*Direction*:
Hunt for the word "независимость" across the entries below, copying each line that holds it.

(Dataset items)
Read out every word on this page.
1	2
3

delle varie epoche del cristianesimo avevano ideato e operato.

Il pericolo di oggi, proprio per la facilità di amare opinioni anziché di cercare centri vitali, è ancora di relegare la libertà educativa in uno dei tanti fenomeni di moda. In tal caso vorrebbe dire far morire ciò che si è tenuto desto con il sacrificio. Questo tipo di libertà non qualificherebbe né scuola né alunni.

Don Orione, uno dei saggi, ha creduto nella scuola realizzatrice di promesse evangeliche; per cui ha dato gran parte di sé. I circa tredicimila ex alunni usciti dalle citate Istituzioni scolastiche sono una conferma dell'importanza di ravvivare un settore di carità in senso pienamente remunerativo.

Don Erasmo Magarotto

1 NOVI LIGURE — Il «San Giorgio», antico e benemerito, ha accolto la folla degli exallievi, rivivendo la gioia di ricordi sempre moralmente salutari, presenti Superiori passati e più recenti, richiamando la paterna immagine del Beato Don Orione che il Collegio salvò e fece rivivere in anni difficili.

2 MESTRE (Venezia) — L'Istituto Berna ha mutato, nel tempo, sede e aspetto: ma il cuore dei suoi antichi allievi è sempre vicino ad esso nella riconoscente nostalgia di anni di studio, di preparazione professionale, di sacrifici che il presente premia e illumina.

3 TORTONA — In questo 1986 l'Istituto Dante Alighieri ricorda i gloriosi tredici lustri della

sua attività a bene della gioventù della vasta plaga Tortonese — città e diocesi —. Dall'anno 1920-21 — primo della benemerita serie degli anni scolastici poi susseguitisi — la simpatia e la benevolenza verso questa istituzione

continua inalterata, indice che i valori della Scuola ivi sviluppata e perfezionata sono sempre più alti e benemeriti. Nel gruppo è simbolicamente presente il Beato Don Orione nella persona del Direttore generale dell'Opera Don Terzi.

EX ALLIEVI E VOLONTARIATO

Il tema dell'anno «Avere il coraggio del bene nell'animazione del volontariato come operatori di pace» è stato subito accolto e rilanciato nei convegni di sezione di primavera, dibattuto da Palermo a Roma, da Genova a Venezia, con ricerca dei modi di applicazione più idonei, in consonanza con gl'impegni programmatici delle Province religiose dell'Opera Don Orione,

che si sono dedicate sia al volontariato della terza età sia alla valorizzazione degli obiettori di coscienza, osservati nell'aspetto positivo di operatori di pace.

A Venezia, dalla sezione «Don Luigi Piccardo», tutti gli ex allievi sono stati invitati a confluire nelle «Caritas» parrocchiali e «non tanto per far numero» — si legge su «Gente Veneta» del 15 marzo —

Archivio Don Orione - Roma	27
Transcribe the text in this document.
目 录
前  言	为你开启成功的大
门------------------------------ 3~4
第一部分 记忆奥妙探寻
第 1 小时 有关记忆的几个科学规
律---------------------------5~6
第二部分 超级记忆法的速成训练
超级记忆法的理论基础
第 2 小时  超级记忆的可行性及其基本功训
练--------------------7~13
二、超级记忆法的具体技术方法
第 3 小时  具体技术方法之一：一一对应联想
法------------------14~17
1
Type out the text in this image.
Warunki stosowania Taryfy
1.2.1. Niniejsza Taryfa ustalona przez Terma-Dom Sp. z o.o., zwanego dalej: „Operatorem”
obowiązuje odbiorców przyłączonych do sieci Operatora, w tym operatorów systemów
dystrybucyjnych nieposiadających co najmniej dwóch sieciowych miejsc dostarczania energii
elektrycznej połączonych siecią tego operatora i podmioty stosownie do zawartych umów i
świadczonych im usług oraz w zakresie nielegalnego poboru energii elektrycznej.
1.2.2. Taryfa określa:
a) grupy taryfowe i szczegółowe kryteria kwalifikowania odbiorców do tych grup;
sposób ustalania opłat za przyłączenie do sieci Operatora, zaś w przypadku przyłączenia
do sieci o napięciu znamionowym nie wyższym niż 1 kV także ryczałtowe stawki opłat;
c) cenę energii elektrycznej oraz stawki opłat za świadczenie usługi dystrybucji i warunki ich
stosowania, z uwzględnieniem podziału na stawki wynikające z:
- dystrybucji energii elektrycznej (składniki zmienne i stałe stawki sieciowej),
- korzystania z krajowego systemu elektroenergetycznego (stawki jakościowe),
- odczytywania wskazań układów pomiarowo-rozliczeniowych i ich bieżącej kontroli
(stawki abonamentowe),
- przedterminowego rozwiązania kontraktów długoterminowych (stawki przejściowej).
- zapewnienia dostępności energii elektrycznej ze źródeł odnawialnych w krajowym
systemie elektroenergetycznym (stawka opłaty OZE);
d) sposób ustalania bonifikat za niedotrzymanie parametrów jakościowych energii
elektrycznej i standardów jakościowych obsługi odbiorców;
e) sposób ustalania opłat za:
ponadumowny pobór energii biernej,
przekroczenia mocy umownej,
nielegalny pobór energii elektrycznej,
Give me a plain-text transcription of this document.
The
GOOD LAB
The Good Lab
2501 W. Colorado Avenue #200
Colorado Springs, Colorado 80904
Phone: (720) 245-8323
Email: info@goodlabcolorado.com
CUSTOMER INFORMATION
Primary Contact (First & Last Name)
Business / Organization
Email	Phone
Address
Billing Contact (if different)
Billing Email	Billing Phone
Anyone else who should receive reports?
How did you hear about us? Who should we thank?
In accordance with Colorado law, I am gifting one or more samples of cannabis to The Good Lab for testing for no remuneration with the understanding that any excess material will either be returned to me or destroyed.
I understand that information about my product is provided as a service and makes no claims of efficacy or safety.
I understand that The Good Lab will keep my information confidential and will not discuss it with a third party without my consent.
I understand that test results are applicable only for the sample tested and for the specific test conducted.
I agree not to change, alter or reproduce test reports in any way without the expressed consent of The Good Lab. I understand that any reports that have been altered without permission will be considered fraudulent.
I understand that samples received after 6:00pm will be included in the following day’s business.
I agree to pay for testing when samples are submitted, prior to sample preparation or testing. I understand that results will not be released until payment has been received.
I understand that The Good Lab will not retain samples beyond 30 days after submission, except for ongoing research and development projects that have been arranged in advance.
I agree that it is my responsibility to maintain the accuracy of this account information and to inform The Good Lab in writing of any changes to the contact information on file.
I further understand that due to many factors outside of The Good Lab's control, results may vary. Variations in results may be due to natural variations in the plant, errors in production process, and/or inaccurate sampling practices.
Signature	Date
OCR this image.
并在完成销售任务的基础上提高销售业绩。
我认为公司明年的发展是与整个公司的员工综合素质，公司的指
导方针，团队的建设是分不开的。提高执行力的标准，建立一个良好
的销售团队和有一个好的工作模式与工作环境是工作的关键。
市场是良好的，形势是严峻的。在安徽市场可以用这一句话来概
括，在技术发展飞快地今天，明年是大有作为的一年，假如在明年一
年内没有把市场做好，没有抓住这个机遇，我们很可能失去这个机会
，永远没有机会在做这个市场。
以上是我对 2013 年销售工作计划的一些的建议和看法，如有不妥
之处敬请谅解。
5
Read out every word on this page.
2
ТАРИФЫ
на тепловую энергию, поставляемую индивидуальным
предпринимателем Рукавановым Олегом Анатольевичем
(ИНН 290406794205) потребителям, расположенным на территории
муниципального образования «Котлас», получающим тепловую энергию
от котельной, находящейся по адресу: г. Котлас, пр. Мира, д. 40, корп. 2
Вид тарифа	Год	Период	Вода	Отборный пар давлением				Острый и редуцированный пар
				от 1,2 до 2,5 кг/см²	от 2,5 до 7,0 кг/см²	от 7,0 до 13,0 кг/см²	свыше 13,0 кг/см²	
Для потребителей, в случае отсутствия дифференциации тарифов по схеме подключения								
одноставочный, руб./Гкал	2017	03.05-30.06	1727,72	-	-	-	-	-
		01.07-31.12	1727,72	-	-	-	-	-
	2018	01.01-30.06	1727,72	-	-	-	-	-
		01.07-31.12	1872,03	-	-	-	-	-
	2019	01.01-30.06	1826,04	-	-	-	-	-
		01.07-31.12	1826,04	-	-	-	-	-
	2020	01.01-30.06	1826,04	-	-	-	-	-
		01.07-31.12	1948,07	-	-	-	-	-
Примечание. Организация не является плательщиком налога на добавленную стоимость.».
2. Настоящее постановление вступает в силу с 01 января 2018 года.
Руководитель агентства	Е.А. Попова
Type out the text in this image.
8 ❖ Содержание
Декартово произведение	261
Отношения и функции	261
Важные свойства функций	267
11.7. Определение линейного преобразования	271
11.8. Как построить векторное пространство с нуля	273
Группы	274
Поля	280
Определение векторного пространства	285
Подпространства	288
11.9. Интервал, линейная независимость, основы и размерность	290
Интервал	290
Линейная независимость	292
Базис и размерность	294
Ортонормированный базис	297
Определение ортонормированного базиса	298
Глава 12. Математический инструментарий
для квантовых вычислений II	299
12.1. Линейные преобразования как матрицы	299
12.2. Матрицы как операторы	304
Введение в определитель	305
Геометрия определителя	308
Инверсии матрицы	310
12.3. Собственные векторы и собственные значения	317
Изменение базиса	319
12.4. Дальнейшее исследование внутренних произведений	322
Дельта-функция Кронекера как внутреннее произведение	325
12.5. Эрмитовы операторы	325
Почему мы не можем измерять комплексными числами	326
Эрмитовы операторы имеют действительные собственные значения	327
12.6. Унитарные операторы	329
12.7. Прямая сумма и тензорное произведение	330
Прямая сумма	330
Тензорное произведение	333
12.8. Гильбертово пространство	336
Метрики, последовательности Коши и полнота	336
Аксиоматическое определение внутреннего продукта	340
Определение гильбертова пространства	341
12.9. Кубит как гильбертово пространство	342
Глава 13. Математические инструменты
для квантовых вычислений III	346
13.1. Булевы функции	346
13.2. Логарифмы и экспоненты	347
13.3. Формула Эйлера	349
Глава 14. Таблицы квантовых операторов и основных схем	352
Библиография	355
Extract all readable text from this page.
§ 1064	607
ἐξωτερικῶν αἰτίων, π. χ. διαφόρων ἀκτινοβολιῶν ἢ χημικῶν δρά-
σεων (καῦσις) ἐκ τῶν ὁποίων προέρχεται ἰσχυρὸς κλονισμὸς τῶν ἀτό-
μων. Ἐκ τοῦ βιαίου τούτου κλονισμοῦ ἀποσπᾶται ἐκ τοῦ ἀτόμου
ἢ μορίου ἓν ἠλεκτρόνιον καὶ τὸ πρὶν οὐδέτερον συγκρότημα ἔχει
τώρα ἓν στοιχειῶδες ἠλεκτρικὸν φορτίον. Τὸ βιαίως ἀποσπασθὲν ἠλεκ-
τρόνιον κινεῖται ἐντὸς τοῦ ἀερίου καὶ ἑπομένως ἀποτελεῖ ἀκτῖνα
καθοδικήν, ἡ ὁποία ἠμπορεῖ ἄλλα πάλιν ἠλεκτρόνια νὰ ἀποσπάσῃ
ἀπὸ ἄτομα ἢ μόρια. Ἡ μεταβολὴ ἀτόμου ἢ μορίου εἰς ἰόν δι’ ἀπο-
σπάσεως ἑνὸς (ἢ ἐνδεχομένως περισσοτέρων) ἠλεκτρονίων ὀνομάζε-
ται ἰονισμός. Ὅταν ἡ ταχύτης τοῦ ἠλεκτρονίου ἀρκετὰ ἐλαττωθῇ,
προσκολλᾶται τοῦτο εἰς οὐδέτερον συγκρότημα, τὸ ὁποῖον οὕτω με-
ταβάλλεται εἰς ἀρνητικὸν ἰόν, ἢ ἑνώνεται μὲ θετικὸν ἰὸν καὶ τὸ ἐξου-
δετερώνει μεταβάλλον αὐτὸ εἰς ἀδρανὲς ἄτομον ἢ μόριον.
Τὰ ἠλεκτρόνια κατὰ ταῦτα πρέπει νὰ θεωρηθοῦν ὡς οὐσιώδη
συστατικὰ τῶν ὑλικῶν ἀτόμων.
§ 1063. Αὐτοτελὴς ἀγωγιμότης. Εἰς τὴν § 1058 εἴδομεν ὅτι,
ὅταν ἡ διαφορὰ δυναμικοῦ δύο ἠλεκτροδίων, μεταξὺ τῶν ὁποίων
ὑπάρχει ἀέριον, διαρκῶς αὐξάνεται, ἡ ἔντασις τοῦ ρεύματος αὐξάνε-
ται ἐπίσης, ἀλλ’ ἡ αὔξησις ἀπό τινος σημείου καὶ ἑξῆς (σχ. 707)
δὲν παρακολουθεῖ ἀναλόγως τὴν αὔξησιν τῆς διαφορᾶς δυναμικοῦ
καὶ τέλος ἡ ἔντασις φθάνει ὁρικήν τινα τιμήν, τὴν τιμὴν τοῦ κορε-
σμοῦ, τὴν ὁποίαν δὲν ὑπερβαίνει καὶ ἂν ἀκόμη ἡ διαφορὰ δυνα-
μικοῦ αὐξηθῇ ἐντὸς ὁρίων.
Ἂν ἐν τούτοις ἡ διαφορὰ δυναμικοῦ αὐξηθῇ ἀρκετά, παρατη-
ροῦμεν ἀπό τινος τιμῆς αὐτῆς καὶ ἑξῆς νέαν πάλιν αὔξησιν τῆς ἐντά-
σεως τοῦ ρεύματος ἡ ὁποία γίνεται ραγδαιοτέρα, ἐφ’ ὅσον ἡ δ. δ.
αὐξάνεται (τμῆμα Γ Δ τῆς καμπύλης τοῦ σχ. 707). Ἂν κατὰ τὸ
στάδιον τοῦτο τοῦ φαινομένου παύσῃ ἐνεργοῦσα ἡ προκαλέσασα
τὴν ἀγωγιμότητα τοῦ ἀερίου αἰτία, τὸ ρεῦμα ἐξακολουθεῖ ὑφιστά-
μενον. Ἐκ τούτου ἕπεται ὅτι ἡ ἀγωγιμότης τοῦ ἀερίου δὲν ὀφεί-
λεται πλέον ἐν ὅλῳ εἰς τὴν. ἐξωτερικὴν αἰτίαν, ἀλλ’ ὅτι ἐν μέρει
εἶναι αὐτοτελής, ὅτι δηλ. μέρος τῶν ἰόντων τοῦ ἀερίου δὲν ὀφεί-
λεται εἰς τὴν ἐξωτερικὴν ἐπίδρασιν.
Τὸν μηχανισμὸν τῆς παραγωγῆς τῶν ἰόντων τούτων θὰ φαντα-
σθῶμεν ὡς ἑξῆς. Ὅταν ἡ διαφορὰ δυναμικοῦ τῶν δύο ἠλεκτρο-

*Full solution*:
11.9. Интервал, линейная независимость, основы и размерность	290
Линейная независимость	292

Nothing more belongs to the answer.